→ **Task statement**:
Look through the lines below and state how many hold the word "text". Write only the number.

= = = = =

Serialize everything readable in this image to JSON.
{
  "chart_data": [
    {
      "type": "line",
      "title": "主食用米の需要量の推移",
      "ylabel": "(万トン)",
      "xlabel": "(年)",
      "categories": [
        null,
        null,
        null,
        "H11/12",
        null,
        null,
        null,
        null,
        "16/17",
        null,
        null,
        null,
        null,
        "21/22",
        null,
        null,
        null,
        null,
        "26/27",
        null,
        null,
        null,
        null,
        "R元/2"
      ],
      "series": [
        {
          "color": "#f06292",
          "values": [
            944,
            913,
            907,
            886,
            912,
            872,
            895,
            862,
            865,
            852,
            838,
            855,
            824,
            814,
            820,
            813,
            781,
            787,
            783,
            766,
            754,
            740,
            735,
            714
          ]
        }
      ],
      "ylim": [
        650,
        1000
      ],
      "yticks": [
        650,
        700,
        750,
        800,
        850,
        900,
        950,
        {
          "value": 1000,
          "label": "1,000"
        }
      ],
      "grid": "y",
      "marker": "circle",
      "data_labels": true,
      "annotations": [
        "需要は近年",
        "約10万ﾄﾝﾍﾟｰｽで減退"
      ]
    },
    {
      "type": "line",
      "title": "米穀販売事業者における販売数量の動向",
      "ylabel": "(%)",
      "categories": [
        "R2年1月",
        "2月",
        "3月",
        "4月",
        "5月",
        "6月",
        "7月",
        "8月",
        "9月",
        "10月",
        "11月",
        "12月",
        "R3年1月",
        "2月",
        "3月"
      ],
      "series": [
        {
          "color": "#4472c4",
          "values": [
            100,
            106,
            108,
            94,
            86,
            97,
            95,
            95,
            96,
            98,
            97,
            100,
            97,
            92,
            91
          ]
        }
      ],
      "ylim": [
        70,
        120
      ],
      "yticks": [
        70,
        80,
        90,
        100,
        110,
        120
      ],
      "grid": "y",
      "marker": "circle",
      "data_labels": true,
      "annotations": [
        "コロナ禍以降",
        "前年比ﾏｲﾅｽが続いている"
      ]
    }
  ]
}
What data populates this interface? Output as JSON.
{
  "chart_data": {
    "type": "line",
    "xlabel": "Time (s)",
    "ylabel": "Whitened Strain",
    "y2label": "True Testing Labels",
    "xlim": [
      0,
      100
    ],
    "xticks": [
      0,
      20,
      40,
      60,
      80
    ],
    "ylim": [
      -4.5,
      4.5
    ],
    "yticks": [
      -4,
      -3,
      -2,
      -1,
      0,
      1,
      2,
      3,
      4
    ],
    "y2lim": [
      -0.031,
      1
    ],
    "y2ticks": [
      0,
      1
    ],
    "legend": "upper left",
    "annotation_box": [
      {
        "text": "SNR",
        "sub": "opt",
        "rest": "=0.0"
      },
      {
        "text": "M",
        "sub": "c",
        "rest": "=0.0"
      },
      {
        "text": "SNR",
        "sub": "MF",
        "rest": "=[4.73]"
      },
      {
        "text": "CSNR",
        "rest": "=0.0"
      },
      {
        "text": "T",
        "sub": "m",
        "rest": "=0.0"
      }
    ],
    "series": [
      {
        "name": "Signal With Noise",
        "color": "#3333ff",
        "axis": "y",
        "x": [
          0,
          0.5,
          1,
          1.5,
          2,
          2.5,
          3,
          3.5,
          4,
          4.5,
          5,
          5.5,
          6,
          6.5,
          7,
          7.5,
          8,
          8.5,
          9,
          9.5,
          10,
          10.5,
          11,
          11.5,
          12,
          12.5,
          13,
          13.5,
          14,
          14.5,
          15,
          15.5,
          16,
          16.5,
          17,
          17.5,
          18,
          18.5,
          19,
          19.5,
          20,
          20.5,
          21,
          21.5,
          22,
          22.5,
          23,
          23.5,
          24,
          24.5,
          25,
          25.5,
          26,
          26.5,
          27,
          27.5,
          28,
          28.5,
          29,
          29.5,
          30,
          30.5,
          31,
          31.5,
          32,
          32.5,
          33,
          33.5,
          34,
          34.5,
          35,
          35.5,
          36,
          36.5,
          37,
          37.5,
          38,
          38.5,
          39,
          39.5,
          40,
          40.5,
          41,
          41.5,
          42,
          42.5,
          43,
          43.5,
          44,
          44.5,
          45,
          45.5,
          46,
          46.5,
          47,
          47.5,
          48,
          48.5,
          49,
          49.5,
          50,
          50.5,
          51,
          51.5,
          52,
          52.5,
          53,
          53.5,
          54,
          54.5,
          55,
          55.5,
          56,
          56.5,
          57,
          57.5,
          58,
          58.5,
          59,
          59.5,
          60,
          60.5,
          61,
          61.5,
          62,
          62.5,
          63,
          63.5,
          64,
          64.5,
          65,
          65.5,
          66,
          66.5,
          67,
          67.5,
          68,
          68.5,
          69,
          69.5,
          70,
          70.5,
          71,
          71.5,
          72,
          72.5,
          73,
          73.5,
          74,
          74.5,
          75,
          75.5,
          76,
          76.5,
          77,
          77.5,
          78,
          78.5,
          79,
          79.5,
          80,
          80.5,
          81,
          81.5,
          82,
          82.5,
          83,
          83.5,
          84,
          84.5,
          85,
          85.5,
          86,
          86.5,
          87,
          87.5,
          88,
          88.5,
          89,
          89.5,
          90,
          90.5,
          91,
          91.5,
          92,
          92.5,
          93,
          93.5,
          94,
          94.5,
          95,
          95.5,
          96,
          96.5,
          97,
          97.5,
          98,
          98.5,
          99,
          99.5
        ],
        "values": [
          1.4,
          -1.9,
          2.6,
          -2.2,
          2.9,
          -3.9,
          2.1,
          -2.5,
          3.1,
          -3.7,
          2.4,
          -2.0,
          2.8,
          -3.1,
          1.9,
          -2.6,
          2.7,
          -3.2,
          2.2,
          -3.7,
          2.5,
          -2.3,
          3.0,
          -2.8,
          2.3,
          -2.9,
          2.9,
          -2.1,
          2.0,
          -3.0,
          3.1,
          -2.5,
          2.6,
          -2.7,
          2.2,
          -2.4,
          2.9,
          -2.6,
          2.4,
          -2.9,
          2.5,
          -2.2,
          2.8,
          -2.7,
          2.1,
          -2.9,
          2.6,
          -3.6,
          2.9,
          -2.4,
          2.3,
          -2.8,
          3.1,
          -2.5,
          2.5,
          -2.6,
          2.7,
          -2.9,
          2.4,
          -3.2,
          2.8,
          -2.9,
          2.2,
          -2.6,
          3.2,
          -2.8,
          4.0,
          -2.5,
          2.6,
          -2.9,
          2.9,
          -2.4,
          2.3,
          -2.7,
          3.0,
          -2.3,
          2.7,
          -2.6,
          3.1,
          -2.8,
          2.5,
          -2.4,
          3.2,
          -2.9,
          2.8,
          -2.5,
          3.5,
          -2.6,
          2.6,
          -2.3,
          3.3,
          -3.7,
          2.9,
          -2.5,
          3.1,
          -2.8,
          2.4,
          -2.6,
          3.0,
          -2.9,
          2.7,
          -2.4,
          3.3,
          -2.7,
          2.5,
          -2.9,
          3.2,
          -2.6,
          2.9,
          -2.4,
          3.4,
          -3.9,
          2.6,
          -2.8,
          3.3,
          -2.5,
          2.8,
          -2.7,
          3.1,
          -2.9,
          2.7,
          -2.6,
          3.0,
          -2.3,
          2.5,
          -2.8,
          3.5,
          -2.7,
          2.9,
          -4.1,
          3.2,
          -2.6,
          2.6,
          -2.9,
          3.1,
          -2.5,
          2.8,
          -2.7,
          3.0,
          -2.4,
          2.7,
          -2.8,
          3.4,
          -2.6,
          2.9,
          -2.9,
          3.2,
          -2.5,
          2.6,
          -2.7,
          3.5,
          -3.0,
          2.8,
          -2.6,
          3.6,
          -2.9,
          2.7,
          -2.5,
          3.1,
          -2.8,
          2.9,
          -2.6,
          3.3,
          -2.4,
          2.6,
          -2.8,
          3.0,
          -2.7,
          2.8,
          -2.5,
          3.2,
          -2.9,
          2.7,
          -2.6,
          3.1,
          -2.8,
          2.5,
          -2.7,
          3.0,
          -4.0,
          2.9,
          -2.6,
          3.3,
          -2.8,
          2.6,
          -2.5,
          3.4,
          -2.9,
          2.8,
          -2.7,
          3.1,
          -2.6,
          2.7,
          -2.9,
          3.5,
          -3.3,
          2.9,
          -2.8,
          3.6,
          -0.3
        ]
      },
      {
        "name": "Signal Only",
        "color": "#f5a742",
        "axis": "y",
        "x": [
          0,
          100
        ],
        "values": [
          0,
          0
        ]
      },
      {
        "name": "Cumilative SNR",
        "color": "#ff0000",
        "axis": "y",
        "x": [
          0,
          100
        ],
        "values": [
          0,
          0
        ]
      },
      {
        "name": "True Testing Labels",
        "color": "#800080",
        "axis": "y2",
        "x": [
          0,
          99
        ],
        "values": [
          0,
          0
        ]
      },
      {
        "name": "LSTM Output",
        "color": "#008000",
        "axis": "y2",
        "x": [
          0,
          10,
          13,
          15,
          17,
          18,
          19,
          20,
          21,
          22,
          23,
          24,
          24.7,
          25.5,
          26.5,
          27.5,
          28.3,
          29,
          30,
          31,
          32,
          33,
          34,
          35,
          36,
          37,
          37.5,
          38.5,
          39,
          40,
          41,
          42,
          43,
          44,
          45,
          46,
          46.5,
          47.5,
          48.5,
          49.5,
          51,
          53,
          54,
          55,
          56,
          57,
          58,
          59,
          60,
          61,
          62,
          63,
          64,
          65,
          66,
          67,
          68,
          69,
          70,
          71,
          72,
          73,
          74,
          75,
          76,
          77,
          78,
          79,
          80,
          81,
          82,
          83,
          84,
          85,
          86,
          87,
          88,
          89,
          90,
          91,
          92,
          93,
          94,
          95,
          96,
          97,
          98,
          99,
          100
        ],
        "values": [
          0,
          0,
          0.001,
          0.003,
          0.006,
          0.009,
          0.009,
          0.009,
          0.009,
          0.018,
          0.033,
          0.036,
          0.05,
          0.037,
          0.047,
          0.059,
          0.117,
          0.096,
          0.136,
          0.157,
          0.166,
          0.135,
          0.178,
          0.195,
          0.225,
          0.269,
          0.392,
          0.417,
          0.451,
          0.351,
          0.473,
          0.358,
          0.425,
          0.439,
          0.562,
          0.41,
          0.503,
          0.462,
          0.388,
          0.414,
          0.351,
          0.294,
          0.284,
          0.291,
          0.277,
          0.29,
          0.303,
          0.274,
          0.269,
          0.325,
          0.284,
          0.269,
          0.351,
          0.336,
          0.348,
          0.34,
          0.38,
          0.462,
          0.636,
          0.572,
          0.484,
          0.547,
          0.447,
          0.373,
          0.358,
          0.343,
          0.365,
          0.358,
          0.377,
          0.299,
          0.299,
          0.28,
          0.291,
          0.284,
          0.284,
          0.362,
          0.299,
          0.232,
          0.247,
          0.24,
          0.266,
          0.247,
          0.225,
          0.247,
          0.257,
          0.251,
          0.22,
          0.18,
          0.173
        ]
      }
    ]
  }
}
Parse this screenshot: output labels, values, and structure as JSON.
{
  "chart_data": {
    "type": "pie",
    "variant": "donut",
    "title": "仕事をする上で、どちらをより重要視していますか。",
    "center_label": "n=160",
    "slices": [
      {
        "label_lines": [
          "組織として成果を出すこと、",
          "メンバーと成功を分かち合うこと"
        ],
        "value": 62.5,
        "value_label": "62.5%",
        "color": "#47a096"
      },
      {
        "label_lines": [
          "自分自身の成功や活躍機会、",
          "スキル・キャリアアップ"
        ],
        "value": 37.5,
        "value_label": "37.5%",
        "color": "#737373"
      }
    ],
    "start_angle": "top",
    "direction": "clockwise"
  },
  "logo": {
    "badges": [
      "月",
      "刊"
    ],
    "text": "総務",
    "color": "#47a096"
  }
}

= = = = =

→ **Result of the task**:
6